** Start of SUPPLIED ENTRIES **
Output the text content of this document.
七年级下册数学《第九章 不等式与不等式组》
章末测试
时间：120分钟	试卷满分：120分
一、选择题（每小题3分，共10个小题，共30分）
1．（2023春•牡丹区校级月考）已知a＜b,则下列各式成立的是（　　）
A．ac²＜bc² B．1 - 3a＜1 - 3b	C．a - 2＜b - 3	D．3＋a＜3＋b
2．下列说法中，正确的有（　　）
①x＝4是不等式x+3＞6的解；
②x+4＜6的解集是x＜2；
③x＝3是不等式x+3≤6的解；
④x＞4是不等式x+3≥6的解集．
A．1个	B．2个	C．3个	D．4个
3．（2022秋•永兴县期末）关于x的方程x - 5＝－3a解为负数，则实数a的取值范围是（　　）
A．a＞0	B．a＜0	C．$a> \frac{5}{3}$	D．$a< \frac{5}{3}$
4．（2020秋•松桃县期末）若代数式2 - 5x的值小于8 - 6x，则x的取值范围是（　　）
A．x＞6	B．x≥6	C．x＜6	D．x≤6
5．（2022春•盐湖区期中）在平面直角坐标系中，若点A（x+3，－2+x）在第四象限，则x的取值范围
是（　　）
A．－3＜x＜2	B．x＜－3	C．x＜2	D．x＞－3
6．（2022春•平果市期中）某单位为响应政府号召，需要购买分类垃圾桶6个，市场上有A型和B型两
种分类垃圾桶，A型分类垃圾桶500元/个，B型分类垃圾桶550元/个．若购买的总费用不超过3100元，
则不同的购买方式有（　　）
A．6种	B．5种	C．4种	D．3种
** End of SUPPLIED ENTRIES **
**PROBLEM DESCRIPTION**:
Repeat the data exactly. Leave nothing out.

**WRITTEN SOLUTION**:
Output the text content of this document.
七年级下册数学《第九章 不等式与不等式组》
章末测试
时间：120分钟	试卷满分：120分
一、选择题（每小题3分，共10个小题，共30分）
1．（2023春•牡丹区校级月考）已知a＜b,则下列各式成立的是（　　）
A．ac²＜bc² B．1 - 3a＜1 - 3b	C．a - 2＜b - 3	D．3＋a＜3＋b
2．下列说法中，正确的有（　　）
①x＝4是不等式x+3＞6的解；
②x+4＜6的解集是x＜2；
③x＝3是不等式x+3≤6的解；
④x＞4是不等式x+3≥6的解集．
A．1个	B．2个	C．3个	D．4个
3．（2022秋•永兴县期末）关于x的方程x - 5＝－3a解为负数，则实数a的取值范围是（　　）
A．a＞0	B．a＜0	C．$a> \frac{5}{3}$	D．$a< \frac{5}{3}$
4．（2020秋•松桃县期末）若代数式2 - 5x的值小于8 - 6x，则x的取值范围是（　　）
A．x＞6	B．x≥6	C．x＜6	D．x≤6
5．（2022春•盐湖区期中）在平面直角坐标系中，若点A（x+3，－2+x）在第四象限，则x的取值范围
是（　　）
A．－3＜x＜2	B．x＜－3	C．x＜2	D．x＞－3
6．（2022春•平果市期中）某单位为响应政府号召，需要购买分类垃圾桶6个，市场上有A型和B型两
种分类垃圾桶，A型分类垃圾桶500元/个，B型分类垃圾桶550元/个．若购买的总费用不超过3100元，
则不同的购买方式有（　　）
A．6种	B．5种	C．4种	D．3种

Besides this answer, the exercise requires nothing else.